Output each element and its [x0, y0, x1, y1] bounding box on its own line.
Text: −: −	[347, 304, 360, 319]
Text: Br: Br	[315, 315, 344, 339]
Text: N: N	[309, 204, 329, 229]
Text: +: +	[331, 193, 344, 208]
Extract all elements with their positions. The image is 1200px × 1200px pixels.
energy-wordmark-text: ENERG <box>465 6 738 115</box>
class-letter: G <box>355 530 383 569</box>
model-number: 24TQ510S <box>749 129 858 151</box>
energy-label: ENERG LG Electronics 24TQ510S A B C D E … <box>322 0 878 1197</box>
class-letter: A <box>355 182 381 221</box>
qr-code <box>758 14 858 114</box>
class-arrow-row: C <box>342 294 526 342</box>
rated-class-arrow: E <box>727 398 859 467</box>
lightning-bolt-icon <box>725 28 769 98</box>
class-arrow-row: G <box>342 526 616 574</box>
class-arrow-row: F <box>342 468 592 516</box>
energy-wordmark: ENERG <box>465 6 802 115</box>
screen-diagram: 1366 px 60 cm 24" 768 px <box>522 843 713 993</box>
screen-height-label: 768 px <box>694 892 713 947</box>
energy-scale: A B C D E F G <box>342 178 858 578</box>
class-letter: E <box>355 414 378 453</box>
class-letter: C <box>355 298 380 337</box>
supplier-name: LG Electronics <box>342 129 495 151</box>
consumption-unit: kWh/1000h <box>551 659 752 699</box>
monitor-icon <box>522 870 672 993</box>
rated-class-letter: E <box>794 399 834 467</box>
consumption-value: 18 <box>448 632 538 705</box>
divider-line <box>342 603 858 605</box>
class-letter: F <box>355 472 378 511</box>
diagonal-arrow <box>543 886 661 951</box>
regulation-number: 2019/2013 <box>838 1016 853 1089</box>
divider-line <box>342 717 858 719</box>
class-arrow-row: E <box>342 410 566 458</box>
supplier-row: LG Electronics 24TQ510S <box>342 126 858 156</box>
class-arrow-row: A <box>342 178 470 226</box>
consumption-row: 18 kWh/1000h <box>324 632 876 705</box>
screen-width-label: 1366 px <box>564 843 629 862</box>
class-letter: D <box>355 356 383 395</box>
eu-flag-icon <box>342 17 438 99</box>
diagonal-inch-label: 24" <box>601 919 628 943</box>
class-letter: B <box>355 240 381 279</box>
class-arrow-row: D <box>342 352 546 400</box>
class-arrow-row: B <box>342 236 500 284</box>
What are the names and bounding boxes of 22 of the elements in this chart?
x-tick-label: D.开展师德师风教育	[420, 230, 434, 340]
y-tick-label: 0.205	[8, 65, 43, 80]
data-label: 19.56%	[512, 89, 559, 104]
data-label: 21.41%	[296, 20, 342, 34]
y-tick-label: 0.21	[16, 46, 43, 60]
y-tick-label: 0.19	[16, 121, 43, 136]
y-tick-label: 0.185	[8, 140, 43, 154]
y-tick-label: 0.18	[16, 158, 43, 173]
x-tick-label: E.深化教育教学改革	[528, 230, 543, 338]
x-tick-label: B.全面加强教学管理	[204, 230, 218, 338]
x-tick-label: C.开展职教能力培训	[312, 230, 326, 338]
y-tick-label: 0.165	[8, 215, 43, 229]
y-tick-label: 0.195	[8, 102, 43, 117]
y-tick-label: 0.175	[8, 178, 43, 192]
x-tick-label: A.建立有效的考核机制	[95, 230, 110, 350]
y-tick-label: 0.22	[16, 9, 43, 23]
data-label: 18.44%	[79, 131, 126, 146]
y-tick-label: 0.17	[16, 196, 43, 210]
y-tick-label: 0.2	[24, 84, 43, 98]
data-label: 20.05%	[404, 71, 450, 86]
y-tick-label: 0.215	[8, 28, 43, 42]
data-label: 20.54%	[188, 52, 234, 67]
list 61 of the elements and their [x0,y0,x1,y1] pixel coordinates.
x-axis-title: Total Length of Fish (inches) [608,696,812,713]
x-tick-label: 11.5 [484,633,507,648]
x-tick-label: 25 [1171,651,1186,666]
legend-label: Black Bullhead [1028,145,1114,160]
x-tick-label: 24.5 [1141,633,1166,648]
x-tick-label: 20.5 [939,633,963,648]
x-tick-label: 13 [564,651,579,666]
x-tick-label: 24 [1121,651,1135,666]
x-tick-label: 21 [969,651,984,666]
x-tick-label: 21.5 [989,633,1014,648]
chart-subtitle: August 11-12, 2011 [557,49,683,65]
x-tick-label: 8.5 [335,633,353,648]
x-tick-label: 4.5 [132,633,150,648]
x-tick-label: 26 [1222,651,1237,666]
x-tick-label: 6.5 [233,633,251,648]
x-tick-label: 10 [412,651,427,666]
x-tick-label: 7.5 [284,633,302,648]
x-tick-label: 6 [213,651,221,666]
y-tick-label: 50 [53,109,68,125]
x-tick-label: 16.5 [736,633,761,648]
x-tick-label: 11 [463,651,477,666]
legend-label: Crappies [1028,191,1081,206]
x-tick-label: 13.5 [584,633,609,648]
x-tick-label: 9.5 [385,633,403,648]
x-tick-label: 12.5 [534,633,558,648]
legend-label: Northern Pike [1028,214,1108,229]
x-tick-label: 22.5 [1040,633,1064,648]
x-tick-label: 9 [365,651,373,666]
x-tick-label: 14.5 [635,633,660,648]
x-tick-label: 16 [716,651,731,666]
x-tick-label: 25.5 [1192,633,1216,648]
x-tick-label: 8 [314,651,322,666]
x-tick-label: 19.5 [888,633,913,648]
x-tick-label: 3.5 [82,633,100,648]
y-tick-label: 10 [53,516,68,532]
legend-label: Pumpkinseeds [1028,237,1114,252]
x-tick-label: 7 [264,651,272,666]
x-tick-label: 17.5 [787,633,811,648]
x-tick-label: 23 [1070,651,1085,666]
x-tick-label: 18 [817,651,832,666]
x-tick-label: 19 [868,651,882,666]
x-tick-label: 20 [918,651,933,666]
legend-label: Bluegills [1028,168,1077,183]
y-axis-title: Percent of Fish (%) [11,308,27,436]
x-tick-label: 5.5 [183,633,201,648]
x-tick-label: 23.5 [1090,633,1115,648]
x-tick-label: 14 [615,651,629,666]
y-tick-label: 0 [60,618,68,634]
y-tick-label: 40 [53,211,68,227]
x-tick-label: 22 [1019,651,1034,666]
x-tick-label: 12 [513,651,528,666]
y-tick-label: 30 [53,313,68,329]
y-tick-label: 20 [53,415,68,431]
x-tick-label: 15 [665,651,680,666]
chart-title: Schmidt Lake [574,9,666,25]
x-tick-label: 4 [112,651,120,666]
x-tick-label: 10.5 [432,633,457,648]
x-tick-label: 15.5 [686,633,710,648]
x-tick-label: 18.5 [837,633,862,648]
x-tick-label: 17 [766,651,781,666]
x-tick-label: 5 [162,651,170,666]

------

### Directive
Copy out the lines from the start of the records through the line holding "class-arrow-row: D <box>342 352 546 400</box>", inclusive, with no changes.

### Exercise output
Output each element and its [x0, y0, x1, y1] bounding box on its own line.
Text: −: −	[347, 304, 360, 319]
Text: Br: Br	[315, 315, 344, 339]
Text: N: N	[309, 204, 329, 229]
Text: +: +	[331, 193, 344, 208]
Extract all elements with their positions. The image is 1200px × 1200px pixels.
energy-wordmark-text: ENERG <box>465 6 738 115</box>
class-letter: G <box>355 530 383 569</box>
model-number: 24TQ510S <box>749 129 858 151</box>
energy-label: ENERG LG Electronics 24TQ510S A B C D E … <box>322 0 878 1197</box>
class-letter: A <box>355 182 381 221</box>
qr-code <box>758 14 858 114</box>
class-arrow-row: C <box>342 294 526 342</box>
rated-class-arrow: E <box>727 398 859 467</box>
lightning-bolt-icon <box>725 28 769 98</box>
class-arrow-row: G <box>342 526 616 574</box>
class-arrow-row: F <box>342 468 592 516</box>
energy-wordmark: ENERG <box>465 6 802 115</box>
screen-diagram: 1366 px 60 cm 24" 768 px <box>522 843 713 993</box>
screen-height-label: 768 px <box>694 892 713 947</box>
energy-scale: A B C D E F G <box>342 178 858 578</box>
class-letter: E <box>355 414 378 453</box>
class-letter: C <box>355 298 380 337</box>
supplier-name: LG Electronics <box>342 129 495 151</box>
consumption-unit: kWh/1000h <box>551 659 752 699</box>
monitor-icon <box>522 870 672 993</box>
rated-class-letter: E <box>794 399 834 467</box>
consumption-value: 18 <box>448 632 538 705</box>
divider-line <box>342 603 858 605</box>
class-letter: F <box>355 472 378 511</box>
diagonal-arrow <box>543 886 661 951</box>
regulation-number: 2019/2013 <box>838 1016 853 1089</box>
divider-line <box>342 717 858 719</box>
class-arrow-row: E <box>342 410 566 458</box>
supplier-row: LG Electronics 24TQ510S <box>342 126 858 156</box>
class-arrow-row: A <box>342 178 470 226</box>
consumption-row: 18 kWh/1000h <box>324 632 876 705</box>
screen-width-label: 1366 px <box>564 843 629 862</box>
class-letter: D <box>355 356 383 395</box>
eu-flag-icon <box>342 17 438 99</box>
diagonal-inch-label: 24" <box>601 919 628 943</box>
class-letter: B <box>355 240 381 279</box>
class-arrow-row: D <box>342 352 546 400</box>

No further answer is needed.